WHAT IS REQUIRED => Find every line below that contains the word "JSON" and copy it out.
>>>
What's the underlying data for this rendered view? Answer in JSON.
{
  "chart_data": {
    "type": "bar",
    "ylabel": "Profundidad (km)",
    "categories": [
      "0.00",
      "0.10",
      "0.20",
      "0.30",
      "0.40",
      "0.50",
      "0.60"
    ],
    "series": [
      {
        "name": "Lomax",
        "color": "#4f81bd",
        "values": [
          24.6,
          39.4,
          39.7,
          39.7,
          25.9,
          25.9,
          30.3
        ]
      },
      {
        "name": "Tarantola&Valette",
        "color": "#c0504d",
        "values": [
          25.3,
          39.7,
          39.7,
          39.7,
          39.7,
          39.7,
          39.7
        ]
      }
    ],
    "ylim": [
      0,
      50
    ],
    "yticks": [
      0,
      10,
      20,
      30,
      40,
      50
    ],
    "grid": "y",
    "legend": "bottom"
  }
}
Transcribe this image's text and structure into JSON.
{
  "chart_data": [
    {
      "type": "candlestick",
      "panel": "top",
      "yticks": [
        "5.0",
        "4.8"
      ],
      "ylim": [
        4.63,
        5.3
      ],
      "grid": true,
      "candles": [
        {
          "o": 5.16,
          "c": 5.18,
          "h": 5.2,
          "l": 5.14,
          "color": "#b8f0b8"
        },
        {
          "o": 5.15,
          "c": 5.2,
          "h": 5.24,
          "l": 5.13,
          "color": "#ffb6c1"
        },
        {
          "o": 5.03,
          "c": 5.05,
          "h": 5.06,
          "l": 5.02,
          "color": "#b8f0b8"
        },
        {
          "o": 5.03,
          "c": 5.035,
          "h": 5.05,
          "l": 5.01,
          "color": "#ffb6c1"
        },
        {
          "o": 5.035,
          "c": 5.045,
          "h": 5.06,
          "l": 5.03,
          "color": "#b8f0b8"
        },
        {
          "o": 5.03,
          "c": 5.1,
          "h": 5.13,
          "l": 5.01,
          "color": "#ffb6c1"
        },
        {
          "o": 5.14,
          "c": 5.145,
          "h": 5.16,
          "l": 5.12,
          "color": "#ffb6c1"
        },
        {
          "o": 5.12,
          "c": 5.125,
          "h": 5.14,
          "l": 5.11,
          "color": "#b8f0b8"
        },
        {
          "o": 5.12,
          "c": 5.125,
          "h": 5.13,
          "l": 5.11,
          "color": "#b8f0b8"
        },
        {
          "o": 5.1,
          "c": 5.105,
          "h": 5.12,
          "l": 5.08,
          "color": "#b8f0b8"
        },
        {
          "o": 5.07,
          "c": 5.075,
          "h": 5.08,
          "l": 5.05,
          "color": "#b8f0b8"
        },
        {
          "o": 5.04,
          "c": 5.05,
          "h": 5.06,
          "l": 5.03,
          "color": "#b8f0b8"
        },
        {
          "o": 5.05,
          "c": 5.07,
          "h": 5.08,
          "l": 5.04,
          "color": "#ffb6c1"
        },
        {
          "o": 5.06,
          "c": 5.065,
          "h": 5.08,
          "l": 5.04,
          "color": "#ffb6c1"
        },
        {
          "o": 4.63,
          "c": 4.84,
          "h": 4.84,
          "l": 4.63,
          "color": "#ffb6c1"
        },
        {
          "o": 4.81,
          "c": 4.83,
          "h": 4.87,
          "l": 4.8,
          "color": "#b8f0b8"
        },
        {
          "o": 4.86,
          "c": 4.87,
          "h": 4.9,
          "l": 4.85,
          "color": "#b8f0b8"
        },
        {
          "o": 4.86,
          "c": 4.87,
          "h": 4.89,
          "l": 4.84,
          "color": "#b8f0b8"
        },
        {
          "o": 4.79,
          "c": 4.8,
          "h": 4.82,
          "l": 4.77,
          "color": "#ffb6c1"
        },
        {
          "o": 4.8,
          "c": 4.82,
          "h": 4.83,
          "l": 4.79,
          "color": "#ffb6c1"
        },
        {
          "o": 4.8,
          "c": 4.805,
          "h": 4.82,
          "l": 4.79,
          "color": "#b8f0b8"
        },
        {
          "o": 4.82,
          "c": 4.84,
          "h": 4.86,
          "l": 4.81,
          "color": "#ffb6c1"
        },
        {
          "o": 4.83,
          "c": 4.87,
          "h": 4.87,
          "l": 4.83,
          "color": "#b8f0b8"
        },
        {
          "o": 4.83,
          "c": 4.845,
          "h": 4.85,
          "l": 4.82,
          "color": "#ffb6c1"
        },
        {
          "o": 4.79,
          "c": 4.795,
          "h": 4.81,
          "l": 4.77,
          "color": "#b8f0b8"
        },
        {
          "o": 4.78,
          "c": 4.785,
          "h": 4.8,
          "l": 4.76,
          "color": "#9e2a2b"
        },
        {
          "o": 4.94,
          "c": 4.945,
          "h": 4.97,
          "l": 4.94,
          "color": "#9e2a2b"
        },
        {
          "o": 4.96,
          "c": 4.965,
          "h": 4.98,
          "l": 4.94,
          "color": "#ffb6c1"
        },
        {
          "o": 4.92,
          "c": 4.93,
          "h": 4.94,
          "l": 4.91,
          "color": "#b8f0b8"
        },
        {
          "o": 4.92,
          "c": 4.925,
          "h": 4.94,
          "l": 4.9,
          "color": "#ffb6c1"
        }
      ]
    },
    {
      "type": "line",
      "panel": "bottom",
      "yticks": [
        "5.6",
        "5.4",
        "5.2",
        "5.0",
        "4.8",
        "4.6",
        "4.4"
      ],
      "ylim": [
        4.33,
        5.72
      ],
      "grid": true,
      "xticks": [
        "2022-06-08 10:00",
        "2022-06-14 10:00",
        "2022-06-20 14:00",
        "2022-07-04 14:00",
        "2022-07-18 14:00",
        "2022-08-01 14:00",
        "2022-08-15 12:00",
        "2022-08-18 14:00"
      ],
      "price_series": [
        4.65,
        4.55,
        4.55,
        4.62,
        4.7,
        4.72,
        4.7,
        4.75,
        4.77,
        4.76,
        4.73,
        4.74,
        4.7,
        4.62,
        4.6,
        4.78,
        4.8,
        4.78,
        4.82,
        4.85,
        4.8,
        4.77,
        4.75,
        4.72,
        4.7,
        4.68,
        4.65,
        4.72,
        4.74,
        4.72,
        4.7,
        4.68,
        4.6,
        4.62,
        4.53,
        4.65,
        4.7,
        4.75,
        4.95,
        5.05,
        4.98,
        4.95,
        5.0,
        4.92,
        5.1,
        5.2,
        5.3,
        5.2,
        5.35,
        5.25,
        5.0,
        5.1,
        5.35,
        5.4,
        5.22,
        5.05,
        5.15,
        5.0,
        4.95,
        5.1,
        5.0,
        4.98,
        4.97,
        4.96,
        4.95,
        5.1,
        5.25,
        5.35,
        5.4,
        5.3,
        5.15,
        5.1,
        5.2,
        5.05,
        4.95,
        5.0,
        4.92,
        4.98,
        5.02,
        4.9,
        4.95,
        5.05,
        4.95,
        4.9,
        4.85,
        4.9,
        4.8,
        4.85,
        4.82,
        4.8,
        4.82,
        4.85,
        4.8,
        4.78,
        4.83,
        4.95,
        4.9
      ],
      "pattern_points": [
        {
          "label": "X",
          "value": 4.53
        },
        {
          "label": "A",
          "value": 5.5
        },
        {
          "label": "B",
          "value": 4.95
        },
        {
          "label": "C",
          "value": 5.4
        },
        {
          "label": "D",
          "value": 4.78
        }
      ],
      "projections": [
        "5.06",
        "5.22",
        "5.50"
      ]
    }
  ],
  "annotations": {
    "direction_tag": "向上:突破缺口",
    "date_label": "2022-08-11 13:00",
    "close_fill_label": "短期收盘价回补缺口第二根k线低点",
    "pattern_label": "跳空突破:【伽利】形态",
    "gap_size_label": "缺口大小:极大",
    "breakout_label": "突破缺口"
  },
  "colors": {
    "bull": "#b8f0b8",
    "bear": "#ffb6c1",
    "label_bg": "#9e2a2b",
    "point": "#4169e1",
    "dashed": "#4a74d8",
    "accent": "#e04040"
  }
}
<<<
TASK RESPONSE =>
What's the underlying data for this rendered view? Answer in JSON.
Transcribe this image's text and structure into JSON.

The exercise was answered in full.